**What needs to be done**
Wherever "NPTEL" appears in a line, copy that line.

**Data entries**
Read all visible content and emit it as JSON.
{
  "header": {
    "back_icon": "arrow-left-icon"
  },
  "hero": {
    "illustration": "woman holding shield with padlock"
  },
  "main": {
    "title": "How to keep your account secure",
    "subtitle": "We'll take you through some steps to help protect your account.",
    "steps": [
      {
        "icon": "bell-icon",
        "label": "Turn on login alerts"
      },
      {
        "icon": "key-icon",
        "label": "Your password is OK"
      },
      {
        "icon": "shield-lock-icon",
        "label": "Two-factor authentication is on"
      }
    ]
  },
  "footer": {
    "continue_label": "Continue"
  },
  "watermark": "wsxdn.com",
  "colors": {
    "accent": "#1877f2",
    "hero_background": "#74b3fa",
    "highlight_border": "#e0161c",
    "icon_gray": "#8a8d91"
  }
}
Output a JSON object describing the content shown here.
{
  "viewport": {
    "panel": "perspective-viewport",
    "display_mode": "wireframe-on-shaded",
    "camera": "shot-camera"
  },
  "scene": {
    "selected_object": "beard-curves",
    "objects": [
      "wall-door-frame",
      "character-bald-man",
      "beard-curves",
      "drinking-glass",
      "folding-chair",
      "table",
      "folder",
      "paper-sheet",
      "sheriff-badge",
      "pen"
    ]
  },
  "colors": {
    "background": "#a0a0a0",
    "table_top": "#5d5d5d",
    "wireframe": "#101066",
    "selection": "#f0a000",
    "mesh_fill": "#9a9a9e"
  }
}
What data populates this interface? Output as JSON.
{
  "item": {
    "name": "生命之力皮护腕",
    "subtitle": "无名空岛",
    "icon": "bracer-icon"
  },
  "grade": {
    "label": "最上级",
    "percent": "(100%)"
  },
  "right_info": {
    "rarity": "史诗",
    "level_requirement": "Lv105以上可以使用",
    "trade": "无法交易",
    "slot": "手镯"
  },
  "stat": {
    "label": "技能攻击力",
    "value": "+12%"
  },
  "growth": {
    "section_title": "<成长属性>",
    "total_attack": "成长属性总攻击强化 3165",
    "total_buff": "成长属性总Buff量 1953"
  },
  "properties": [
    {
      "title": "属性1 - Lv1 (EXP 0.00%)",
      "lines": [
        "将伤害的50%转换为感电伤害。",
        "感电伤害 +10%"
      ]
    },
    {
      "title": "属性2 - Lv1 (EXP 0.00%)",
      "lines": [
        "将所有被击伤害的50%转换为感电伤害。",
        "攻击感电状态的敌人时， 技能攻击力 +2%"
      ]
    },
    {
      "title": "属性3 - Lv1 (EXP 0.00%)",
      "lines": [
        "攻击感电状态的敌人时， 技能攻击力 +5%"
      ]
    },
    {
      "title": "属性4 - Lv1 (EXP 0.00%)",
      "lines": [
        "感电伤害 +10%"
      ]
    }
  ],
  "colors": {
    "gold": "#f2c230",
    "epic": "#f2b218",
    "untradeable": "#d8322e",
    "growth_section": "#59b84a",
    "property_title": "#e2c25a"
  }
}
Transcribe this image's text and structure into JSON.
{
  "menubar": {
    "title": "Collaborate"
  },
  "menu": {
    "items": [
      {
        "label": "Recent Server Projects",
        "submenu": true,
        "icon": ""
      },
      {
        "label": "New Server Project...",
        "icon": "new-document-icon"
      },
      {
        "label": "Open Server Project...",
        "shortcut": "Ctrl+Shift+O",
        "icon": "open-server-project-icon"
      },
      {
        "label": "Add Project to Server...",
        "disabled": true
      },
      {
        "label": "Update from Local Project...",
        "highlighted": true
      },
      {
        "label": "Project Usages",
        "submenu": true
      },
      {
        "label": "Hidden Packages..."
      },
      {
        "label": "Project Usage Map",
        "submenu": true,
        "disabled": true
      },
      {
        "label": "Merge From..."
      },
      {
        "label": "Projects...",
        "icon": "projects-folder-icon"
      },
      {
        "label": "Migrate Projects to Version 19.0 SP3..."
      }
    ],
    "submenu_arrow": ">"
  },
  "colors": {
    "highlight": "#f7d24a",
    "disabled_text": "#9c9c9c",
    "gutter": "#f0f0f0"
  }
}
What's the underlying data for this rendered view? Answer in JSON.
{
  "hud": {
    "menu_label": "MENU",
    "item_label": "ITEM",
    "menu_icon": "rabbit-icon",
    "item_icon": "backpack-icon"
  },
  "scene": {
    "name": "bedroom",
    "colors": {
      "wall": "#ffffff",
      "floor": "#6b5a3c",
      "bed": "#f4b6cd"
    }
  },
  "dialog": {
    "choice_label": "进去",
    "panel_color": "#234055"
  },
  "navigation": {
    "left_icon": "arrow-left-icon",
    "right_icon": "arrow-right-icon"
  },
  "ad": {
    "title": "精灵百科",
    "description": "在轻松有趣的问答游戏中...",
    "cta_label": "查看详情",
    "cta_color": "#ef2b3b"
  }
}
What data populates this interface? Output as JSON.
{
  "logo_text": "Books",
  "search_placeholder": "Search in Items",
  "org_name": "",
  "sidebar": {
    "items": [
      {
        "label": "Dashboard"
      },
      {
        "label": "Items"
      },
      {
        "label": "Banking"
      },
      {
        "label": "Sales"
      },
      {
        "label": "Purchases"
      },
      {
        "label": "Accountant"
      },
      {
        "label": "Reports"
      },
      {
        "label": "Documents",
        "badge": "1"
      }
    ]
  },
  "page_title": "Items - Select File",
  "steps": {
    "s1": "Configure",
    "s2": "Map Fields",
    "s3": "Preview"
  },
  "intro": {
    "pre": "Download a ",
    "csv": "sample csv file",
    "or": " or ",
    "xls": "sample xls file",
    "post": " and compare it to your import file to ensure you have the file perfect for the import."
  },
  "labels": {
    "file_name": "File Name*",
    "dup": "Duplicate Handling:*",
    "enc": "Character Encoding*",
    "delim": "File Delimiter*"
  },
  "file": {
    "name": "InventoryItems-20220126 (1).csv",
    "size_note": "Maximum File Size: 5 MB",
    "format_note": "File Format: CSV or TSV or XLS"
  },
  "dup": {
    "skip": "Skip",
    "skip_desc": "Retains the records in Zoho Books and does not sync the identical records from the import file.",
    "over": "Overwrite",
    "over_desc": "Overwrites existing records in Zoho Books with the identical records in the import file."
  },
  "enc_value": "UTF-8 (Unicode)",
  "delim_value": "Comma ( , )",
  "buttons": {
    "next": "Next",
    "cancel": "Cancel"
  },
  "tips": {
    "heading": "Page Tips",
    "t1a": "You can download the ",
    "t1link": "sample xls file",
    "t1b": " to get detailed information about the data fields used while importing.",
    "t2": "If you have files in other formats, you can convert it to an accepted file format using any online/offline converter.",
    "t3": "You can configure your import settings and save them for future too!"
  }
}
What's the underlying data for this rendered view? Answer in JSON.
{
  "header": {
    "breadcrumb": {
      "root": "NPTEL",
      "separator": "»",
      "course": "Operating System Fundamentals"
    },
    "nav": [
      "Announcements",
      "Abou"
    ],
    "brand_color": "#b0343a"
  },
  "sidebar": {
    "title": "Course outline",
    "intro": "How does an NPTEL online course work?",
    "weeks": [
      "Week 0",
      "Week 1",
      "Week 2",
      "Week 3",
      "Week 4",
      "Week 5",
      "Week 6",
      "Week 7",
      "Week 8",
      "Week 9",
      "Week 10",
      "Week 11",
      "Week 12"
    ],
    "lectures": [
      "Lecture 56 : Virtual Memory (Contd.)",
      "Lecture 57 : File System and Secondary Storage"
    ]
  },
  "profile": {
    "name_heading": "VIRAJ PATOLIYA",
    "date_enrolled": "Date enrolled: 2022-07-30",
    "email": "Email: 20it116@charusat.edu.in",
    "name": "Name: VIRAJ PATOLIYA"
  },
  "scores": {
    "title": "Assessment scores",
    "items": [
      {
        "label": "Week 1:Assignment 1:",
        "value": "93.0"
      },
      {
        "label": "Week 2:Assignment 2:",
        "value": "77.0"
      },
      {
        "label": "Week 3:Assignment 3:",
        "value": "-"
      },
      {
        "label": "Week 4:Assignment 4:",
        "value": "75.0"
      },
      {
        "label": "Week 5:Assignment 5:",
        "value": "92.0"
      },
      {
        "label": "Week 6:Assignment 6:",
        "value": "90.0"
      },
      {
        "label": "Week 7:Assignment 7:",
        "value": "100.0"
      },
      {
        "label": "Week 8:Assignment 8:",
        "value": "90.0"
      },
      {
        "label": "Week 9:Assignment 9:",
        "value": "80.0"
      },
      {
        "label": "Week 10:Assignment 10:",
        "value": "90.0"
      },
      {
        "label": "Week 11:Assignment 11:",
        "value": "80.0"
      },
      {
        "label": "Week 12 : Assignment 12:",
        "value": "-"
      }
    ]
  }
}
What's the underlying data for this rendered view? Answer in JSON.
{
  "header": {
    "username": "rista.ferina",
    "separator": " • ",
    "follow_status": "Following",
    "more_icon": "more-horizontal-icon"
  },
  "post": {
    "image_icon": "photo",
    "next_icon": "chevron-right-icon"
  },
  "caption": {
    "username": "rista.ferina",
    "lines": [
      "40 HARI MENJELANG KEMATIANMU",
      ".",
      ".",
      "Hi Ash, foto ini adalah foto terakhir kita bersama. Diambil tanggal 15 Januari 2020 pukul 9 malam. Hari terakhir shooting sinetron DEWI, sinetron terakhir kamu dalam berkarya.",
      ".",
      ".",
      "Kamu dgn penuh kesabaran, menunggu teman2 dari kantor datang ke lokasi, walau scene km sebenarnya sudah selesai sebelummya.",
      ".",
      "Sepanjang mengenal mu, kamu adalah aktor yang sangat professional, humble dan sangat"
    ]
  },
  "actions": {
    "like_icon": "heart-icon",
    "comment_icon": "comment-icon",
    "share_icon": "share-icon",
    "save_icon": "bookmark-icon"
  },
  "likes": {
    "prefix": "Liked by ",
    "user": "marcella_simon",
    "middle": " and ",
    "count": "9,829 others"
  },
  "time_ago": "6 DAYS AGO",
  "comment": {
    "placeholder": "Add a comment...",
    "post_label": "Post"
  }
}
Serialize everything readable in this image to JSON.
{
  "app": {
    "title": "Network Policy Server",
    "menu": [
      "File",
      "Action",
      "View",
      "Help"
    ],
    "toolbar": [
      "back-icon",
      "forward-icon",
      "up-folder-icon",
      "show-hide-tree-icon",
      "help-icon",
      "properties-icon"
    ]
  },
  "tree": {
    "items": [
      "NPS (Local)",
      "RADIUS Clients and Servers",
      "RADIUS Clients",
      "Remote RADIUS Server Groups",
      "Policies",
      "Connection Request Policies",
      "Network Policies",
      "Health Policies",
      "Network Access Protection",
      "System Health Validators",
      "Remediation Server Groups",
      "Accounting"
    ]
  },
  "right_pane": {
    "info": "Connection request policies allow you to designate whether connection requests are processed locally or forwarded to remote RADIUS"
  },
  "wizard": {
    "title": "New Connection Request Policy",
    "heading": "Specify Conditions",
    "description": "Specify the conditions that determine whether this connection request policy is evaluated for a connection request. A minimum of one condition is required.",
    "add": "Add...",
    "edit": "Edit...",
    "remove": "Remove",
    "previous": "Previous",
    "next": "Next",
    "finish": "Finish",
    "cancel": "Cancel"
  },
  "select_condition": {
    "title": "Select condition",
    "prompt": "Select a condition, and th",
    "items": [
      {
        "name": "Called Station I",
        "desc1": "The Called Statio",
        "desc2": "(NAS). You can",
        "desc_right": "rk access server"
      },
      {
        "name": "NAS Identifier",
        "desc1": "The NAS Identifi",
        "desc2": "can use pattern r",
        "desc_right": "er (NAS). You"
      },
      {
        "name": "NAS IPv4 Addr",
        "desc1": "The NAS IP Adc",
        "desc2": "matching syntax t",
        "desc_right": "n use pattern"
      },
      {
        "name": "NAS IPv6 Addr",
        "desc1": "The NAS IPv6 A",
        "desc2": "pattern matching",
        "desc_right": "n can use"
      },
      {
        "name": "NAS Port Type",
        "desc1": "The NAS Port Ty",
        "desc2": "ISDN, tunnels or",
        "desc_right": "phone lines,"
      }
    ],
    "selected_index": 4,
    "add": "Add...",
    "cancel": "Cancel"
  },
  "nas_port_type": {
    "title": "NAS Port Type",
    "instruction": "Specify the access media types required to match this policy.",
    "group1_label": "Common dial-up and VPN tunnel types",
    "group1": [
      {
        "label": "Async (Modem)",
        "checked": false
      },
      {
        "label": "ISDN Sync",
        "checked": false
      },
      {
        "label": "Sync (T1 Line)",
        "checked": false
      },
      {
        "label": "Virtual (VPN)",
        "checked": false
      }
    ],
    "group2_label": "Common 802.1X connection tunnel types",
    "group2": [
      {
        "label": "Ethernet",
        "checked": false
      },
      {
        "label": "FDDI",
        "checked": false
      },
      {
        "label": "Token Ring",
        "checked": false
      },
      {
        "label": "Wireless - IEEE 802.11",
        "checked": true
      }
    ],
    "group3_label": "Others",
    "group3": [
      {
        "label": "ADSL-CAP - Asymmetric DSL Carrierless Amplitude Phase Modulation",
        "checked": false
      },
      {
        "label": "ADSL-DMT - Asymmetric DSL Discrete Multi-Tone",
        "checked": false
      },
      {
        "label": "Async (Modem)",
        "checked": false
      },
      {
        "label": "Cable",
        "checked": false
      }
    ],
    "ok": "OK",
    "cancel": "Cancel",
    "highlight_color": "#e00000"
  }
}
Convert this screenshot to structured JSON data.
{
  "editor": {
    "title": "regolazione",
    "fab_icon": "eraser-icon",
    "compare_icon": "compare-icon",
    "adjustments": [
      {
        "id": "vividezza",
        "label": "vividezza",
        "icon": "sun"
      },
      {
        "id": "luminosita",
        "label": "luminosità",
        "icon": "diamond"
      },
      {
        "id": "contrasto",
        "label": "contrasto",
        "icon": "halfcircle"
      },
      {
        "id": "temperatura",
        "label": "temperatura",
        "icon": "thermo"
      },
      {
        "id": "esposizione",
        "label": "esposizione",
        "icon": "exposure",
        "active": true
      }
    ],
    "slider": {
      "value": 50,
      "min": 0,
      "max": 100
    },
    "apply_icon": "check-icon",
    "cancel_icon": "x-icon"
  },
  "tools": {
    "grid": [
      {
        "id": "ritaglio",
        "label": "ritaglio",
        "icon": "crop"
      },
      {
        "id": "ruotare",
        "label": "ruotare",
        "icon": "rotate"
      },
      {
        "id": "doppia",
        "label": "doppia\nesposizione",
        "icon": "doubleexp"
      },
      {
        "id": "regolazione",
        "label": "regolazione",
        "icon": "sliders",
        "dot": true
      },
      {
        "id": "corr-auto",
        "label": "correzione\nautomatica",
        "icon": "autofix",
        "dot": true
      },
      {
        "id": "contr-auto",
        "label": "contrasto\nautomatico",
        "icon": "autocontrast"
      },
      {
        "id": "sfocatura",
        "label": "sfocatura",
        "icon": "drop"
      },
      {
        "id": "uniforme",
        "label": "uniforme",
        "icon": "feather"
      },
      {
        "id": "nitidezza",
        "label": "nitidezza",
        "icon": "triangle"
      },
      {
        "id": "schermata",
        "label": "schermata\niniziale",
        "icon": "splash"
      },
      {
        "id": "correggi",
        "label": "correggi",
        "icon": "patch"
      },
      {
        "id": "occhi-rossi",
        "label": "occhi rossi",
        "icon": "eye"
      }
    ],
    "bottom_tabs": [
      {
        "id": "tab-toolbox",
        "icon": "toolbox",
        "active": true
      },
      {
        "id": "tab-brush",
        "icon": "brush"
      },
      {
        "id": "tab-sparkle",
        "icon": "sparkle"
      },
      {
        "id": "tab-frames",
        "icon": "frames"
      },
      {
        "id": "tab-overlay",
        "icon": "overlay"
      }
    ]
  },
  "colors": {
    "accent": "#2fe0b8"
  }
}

**Problem solution**
      "root": "NPTEL",
    "intro": "How does an NPTEL online course work?",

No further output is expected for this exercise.